-- Problem --
From the listing below, copy every line with the word "have".

-- Stored records --
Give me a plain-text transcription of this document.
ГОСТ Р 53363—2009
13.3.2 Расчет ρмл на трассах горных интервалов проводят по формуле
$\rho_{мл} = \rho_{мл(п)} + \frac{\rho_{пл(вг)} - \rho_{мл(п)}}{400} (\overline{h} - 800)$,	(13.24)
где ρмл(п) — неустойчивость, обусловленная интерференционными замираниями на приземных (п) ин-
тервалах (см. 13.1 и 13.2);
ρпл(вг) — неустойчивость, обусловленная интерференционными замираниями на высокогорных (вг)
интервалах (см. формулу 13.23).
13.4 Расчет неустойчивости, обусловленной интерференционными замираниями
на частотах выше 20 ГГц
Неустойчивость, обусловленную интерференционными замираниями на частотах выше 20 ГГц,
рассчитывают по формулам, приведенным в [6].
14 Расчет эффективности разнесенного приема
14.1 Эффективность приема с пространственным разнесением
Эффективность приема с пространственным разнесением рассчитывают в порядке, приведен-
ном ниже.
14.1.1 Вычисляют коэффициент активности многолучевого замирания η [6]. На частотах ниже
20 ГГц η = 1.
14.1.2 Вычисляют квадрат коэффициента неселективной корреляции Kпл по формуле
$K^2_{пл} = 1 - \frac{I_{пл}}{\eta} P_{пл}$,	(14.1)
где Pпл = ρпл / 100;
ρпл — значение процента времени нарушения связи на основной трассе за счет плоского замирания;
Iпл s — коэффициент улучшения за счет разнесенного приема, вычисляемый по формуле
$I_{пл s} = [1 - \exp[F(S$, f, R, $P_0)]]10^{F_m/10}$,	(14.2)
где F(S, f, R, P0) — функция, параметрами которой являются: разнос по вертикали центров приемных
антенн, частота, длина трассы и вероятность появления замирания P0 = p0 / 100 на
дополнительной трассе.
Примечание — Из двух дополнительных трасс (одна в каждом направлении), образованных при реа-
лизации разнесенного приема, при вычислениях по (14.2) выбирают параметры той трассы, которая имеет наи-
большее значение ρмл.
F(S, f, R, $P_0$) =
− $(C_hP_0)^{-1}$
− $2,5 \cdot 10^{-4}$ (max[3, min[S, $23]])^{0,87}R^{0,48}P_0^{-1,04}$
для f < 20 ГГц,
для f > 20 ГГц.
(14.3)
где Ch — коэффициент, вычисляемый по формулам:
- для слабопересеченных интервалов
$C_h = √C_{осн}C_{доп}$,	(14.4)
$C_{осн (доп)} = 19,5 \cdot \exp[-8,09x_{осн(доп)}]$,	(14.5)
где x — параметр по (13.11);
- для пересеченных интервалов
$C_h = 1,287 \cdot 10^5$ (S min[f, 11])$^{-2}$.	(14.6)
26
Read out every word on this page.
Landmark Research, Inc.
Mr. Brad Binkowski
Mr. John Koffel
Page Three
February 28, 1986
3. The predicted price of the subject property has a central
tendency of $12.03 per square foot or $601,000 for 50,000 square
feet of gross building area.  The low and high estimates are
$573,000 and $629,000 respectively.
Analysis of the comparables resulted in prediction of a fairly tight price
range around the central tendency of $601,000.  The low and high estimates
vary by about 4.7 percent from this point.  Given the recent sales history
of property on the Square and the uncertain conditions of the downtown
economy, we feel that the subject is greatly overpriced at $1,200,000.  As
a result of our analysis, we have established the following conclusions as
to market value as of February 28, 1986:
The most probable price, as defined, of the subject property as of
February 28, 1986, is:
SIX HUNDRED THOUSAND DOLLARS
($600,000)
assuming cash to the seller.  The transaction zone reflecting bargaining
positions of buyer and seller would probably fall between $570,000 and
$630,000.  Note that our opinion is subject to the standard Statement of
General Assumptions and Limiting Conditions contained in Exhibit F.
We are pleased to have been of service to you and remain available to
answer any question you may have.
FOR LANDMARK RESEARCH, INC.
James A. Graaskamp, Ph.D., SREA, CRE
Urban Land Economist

-- Completed exercise --
a result of our analysis, we have established the following conclusions as
We are pleased to have been of service to you and remain available to
answer any question you may have.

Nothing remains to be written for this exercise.